§ **THE REQUEST**: Find each line containing the word "name" and report how many there are. Add nothing else.

begin WORKING DATA

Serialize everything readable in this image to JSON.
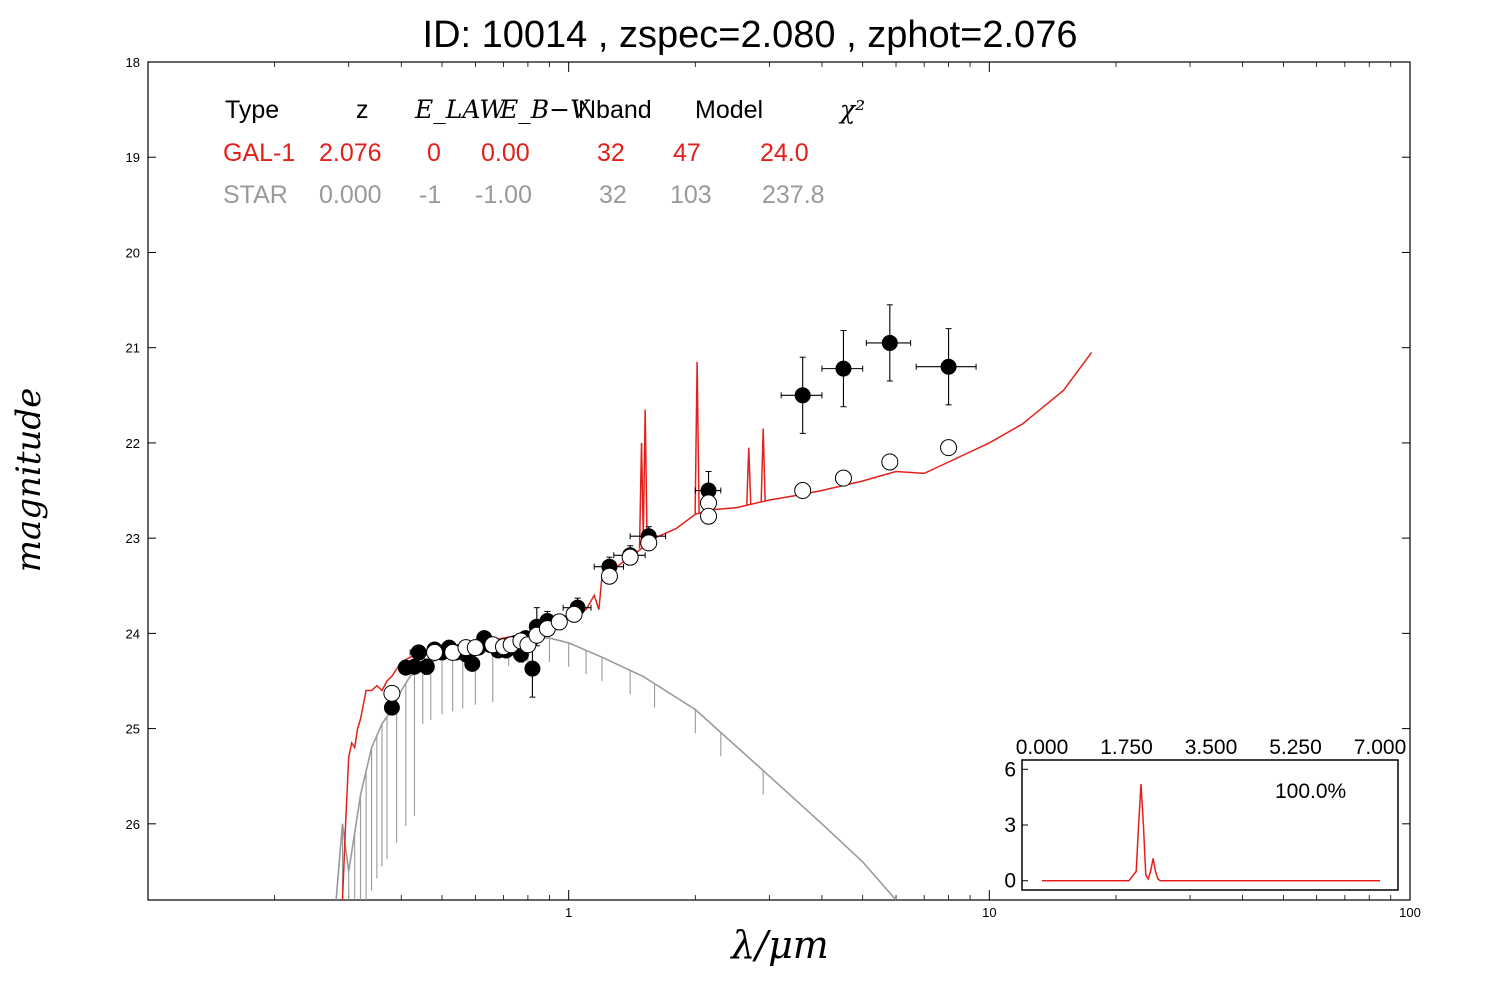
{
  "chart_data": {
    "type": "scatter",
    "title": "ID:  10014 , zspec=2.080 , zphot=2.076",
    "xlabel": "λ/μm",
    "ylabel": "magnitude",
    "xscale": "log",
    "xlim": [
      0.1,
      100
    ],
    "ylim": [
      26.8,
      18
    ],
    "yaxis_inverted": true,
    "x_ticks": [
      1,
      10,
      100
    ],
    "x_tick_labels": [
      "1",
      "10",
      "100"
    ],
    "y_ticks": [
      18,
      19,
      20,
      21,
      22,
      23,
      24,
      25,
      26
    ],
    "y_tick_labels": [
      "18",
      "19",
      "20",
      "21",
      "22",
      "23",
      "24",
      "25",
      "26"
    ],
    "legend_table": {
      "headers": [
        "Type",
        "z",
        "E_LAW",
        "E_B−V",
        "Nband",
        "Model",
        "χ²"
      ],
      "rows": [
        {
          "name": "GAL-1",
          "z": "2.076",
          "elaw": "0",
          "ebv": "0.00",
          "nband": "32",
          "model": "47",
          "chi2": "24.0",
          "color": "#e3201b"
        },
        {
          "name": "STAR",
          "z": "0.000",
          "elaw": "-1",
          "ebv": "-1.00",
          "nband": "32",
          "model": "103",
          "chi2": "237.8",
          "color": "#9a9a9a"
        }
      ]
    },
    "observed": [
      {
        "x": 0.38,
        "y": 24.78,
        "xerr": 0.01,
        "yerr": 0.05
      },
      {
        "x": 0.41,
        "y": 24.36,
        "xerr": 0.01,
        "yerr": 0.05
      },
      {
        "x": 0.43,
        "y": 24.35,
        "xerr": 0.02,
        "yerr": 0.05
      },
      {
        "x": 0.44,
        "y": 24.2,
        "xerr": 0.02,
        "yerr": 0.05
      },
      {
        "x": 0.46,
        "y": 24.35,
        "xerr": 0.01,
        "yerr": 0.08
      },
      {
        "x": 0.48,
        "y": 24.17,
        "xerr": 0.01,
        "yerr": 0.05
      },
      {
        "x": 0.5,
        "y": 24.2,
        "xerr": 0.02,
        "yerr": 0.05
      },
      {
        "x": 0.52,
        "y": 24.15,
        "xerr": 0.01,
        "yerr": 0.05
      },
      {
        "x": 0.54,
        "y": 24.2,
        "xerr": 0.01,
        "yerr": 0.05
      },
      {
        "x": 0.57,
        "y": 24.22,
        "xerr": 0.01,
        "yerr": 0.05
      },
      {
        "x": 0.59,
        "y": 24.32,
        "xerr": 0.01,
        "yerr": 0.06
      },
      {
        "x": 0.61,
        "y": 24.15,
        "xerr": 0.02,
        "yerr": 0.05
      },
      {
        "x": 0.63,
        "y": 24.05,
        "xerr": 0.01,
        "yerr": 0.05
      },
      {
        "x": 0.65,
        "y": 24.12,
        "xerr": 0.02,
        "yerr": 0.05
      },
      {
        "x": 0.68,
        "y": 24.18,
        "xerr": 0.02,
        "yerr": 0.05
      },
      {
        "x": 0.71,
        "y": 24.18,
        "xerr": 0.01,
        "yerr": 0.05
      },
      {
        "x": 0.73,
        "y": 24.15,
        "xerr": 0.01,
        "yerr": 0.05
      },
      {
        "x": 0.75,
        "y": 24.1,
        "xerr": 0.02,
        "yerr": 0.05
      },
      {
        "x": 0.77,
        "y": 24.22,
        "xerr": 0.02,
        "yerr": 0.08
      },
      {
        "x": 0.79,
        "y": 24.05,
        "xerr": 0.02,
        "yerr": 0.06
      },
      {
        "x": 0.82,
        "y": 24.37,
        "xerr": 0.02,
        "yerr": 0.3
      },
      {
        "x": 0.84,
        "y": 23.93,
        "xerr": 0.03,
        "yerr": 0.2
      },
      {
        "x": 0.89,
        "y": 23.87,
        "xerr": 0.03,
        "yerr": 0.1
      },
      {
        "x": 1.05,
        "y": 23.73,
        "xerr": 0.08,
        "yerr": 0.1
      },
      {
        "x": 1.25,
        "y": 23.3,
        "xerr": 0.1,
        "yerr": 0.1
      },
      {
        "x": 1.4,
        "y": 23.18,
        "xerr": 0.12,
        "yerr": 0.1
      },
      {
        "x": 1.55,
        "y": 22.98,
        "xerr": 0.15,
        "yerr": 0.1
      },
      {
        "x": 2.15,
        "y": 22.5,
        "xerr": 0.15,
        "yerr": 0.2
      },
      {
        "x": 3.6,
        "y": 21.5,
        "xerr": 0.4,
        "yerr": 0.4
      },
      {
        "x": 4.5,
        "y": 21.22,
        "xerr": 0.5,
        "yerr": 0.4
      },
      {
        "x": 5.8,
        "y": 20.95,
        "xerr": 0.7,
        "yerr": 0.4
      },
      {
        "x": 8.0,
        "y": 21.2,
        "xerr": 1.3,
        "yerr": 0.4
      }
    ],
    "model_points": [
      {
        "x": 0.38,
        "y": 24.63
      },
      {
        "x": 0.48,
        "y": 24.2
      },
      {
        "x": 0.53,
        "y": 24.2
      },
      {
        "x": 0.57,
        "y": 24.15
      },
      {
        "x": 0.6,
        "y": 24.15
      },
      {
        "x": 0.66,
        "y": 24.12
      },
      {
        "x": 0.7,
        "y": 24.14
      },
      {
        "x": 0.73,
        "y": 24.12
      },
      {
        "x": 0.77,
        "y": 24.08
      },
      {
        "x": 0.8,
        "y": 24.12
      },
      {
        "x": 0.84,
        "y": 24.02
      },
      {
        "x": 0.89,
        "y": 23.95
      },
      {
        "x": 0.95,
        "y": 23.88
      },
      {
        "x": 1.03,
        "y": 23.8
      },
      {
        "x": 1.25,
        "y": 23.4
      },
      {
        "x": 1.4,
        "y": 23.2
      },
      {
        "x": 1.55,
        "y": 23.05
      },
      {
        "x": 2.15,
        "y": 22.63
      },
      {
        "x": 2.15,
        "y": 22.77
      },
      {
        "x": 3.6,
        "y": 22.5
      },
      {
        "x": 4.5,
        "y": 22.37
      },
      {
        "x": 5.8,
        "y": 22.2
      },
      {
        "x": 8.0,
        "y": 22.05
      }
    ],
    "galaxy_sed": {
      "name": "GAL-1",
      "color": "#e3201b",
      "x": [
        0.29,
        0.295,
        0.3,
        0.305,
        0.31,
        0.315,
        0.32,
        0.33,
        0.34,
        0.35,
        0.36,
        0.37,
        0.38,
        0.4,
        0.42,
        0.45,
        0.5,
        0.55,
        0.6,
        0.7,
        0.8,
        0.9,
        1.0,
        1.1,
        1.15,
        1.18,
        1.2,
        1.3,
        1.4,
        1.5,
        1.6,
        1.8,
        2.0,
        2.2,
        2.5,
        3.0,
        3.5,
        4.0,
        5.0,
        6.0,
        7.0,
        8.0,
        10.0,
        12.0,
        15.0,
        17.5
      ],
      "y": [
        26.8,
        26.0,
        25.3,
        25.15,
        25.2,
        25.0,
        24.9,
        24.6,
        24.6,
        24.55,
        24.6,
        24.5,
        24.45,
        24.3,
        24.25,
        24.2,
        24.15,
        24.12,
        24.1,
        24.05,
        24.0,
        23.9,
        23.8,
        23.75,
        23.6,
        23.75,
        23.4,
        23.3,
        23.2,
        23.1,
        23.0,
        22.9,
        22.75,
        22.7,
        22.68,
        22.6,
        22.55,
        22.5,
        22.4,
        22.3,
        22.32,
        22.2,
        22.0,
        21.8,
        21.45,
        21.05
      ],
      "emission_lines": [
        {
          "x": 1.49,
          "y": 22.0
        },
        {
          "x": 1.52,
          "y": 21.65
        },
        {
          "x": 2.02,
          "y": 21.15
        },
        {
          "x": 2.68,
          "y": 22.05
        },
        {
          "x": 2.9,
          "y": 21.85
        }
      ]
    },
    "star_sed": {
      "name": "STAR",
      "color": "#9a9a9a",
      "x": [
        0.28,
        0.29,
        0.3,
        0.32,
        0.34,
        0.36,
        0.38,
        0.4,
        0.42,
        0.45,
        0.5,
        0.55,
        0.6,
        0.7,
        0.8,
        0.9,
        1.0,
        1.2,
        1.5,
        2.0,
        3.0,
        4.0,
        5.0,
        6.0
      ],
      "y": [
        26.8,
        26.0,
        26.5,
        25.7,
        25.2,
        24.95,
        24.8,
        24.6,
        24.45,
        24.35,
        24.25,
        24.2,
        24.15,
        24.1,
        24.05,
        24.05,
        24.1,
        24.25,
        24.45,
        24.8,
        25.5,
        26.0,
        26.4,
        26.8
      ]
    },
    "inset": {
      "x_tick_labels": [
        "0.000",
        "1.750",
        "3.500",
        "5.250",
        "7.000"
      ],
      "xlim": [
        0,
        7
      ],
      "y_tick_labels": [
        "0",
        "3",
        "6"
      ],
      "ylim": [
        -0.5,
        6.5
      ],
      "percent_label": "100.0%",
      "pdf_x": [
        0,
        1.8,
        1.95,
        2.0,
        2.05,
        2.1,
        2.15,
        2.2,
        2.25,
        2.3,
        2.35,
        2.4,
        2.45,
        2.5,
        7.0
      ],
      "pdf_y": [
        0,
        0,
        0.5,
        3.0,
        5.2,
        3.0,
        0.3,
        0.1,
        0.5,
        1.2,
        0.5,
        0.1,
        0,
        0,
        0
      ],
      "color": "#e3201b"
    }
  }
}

end WORKING DATA

§ **FINAL RESULT**: 4